DATA LINES:
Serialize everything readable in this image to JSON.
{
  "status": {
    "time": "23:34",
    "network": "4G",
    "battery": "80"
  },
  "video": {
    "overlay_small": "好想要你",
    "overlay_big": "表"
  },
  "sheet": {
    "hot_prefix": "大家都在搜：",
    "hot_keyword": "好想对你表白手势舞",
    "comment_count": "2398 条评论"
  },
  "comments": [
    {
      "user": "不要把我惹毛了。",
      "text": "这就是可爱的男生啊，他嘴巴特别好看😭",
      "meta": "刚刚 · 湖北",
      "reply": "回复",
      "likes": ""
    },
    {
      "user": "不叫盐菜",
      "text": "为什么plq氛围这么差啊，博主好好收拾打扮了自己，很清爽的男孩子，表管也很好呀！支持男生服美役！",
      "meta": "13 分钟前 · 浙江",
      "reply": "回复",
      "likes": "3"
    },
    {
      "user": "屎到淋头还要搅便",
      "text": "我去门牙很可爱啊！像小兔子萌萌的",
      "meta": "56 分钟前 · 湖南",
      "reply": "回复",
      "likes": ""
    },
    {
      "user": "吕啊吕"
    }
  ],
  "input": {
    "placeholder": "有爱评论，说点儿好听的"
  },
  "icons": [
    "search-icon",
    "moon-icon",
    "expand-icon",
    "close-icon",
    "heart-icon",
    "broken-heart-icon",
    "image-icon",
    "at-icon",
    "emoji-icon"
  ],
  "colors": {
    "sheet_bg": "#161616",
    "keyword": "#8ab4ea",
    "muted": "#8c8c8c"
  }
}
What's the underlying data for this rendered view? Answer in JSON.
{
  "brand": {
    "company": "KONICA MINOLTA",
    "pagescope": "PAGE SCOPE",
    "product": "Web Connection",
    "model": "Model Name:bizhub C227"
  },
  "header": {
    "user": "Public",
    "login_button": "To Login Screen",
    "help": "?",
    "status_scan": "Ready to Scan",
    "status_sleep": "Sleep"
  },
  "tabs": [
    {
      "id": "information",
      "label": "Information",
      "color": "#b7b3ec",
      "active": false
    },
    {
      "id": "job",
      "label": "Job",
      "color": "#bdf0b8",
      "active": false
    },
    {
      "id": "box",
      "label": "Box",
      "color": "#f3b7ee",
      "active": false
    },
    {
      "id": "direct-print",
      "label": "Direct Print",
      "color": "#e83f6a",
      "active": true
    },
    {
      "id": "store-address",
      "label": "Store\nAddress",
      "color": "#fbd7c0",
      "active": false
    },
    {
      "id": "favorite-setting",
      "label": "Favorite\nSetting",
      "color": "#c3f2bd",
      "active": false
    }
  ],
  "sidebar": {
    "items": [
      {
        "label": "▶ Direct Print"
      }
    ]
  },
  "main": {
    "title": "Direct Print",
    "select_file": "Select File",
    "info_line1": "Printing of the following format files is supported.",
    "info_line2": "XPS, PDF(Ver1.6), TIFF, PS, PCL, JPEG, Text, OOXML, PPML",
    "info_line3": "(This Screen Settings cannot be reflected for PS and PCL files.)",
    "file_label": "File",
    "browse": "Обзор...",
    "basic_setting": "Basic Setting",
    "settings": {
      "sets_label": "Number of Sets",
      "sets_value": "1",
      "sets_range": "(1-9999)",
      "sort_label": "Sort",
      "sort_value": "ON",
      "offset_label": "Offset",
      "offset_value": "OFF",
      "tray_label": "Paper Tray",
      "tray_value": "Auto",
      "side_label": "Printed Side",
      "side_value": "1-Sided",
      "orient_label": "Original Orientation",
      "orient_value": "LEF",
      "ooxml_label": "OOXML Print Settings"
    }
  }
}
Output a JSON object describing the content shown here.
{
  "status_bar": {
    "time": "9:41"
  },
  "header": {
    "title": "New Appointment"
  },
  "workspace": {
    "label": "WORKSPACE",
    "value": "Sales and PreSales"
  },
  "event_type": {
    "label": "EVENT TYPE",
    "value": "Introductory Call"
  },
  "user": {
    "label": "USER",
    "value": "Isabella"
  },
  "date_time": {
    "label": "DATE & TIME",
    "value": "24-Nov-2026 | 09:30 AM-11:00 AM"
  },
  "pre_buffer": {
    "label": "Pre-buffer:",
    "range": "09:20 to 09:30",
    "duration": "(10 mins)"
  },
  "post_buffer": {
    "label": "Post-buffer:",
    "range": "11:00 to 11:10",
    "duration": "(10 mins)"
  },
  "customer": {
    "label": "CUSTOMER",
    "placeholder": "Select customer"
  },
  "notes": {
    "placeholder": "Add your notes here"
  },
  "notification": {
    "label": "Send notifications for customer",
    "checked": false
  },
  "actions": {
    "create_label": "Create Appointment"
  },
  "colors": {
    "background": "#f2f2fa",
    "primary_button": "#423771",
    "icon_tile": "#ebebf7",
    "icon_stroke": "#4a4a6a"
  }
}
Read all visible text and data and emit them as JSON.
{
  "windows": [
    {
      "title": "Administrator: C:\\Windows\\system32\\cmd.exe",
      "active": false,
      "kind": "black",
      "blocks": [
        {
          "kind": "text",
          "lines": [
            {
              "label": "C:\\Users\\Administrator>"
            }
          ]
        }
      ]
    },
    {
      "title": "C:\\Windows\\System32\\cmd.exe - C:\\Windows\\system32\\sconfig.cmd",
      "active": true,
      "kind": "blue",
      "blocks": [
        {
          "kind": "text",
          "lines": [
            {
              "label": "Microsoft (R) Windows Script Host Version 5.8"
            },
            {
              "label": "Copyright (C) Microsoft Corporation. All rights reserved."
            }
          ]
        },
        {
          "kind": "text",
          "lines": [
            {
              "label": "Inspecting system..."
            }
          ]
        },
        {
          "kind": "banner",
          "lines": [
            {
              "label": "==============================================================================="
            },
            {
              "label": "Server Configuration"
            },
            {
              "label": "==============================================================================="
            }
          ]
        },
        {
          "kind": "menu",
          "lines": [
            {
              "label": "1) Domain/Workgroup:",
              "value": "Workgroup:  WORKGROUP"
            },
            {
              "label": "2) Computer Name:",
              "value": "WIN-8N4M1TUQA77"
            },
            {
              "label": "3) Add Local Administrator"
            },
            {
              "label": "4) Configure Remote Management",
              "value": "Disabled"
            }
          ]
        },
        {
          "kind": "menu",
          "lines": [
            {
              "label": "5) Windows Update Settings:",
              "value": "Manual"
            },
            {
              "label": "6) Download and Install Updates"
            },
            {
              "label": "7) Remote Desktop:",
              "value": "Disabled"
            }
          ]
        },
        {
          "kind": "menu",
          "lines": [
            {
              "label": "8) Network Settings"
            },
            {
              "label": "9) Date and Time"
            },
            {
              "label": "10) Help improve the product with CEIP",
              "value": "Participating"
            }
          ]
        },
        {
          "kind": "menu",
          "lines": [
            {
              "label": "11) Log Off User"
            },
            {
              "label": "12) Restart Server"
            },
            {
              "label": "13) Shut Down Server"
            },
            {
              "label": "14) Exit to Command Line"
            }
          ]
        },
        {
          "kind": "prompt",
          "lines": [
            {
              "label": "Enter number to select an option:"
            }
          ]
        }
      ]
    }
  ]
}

WORK TO COMPLETE: Give all the records again. Match them exactly.

EXERCISE OUTPUT:
Serialize everything readable in this image to JSON.
{
  "status": {
    "time": "23:34",
    "network": "4G",
    "battery": "80"
  },
  "video": {
    "overlay_small": "好想要你",
    "overlay_big": "表"
  },
  "sheet": {
    "hot_prefix": "大家都在搜：",
    "hot_keyword": "好想对你表白手势舞",
    "comment_count": "2398 条评论"
  },
  "comments": [
    {
      "user": "不要把我惹毛了。",
      "text": "这就是可爱的男生啊，他嘴巴特别好看😭",
      "meta": "刚刚 · 湖北",
      "reply": "回复",
      "likes": ""
    },
    {
      "user": "不叫盐菜",
      "text": "为什么plq氛围这么差啊，博主好好收拾打扮了自己，很清爽的男孩子，表管也很好呀！支持男生服美役！",
      "meta": "13 分钟前 · 浙江",
      "reply": "回复",
      "likes": "3"
    },
    {
      "user": "屎到淋头还要搅便",
      "text": "我去门牙很可爱啊！像小兔子萌萌的",
      "meta": "56 分钟前 · 湖南",
      "reply": "回复",
      "likes": ""
    },
    {
      "user": "吕啊吕"
    }
  ],
  "input": {
    "placeholder": "有爱评论，说点儿好听的"
  },
  "icons": [
    "search-icon",
    "moon-icon",
    "expand-icon",
    "close-icon",
    "heart-icon",
    "broken-heart-icon",
    "image-icon",
    "at-icon",
    "emoji-icon"
  ],
  "colors": {
    "sheet_bg": "#161616",
    "keyword": "#8ab4ea",
    "muted": "#8c8c8c"
  }
}
What's the underlying data for this rendered view? Answer in JSON.
{
  "brand": {
    "company": "KONICA MINOLTA",
    "pagescope": "PAGE SCOPE",
    "product": "Web Connection",
    "model": "Model Name:bizhub C227"
  },
  "header": {
    "user": "Public",
    "login_button": "To Login Screen",
    "help": "?",
    "status_scan": "Ready to Scan",
    "status_sleep": "Sleep"
  },
  "tabs": [
    {
      "id": "information",
      "label": "Information",
      "color": "#b7b3ec",
      "active": false
    },
    {
      "id": "job",
      "label": "Job",
      "color": "#bdf0b8",
      "active": false
    },
    {
      "id": "box",
      "label": "Box",
      "color": "#f3b7ee",
      "active": false
    },
    {
      "id": "direct-print",
      "label": "Direct Print",
      "color": "#e83f6a",
      "active": true
    },
    {
      "id": "store-address",
      "label": "Store\nAddress",
      "color": "#fbd7c0",
      "active": false
    },
    {
      "id": "favorite-setting",
      "label": "Favorite\nSetting",
      "color": "#c3f2bd",
      "active": false
    }
  ],
  "sidebar": {
    "items": [
      {
        "label": "▶ Direct Print"
      }
    ]
  },
  "main": {
    "title": "Direct Print",
    "select_file": "Select File",
    "info_line1": "Printing of the following format files is supported.",
    "info_line2": "XPS, PDF(Ver1.6), TIFF, PS, PCL, JPEG, Text, OOXML, PPML",
    "info_line3": "(This Screen Settings cannot be reflected for PS and PCL files.)",
    "file_label": "File",
    "browse": "Обзор...",
    "basic_setting": "Basic Setting",
    "settings": {
      "sets_label": "Number of Sets",
      "sets_value": "1",
      "sets_range": "(1-9999)",
      "sort_label": "Sort",
      "sort_value": "ON",
      "offset_label": "Offset",
      "offset_value": "OFF",
      "tray_label": "Paper Tray",
      "tray_value": "Auto",
      "side_label": "Printed Side",
      "side_value": "1-Sided",
      "orient_label": "Original Orientation",
      "orient_value": "LEF",
      "ooxml_label": "OOXML Print Settings"
    }
  }
}
Output a JSON object describing the content shown here.
{
  "status_bar": {
    "time": "9:41"
  },
  "header": {
    "title": "New Appointment"
  },
  "workspace": {
    "label": "WORKSPACE",
    "value": "Sales and PreSales"
  },
  "event_type": {
    "label": "EVENT TYPE",
    "value": "Introductory Call"
  },
  "user": {
    "label": "USER",
    "value": "Isabella"
  },
  "date_time": {
    "label": "DATE & TIME",
    "value": "24-Nov-2026 | 09:30 AM-11:00 AM"
  },
  "pre_buffer": {
    "label": "Pre-buffer:",
    "range": "09:20 to 09:30",
    "duration": "(10 mins)"
  },
  "post_buffer": {
    "label": "Post-buffer:",
    "range": "11:00 to 11:10",
    "duration": "(10 mins)"
  },
  "customer": {
    "label": "CUSTOMER",
    "placeholder": "Select customer"
  },
  "notes": {
    "placeholder": "Add your notes here"
  },
  "notification": {
    "label": "Send notifications for customer",
    "checked": false
  },
  "actions": {
    "create_label": "Create Appointment"
  },
  "colors": {
    "background": "#f2f2fa",
    "primary_button": "#423771",
    "icon_tile": "#ebebf7",
    "icon_stroke": "#4a4a6a"
  }
}
Read all visible text and data and emit them as JSON.
{
  "windows": [
    {
      "title": "Administrator: C:\\Windows\\system32\\cmd.exe",
      "active": false,
      "kind": "black",
      "blocks": [
        {
          "kind": "text",
          "lines": [
            {
              "label": "C:\\Users\\Administrator>"
            }
          ]
        }
      ]
    },
    {
      "title": "C:\\Windows\\System32\\cmd.exe - C:\\Windows\\system32\\sconfig.cmd",
      "active": true,
      "kind": "blue",
      "blocks": [
        {
          "kind": "text",
          "lines": [
            {
              "label": "Microsoft (R) Windows Script Host Version 5.8"
            },
            {
              "label": "Copyright (C) Microsoft Corporation. All rights reserved."
            }
          ]
        },
        {
          "kind": "text",
          "lines": [
            {
              "label": "Inspecting system..."
            }
          ]
        },
        {
          "kind": "banner",
          "lines": [
            {
              "label": "==============================================================================="
            },
            {
              "label": "Server Configuration"
            },
            {
              "label": "==============================================================================="
            }
          ]
        },
        {
          "kind": "menu",
          "lines": [
            {
              "label": "1) Domain/Workgroup:",
              "value": "Workgroup:  WORKGROUP"
            },
            {
              "label": "2) Computer Name:",
              "value": "WIN-8N4M1TUQA77"
            },
            {
              "label": "3) Add Local Administrator"
            },
            {
              "label": "4) Configure Remote Management",
              "value": "Disabled"
            }
          ]
        },
        {
          "kind": "menu",
          "lines": [
            {
              "label": "5) Windows Update Settings:",
              "value": "Manual"
            },
            {
              "label": "6) Download and Install Updates"
            },
            {
              "label": "7) Remote Desktop:",
              "value": "Disabled"
            }
          ]
        },
        {
          "kind": "menu",
          "lines": [
            {
              "label": "8) Network Settings"
            },
            {
              "label": "9) Date and Time"
            },
            {
              "label": "10) Help improve the product with CEIP",
              "value": "Participating"
            }
          ]
        },
        {
          "kind": "menu",
          "lines": [
            {
              "label": "11) Log Off User"
            },
            {
              "label": "12) Restart Server"
            },
            {
              "label": "13) Shut Down Server"
            },
            {
              "label": "14) Exit to Command Line"
            }
          ]
        },
        {
          "kind": "prompt",
          "lines": [
            {
              "label": "Enter number to select an option:"
            }
          ]
        }
      ]
    }
  ]
}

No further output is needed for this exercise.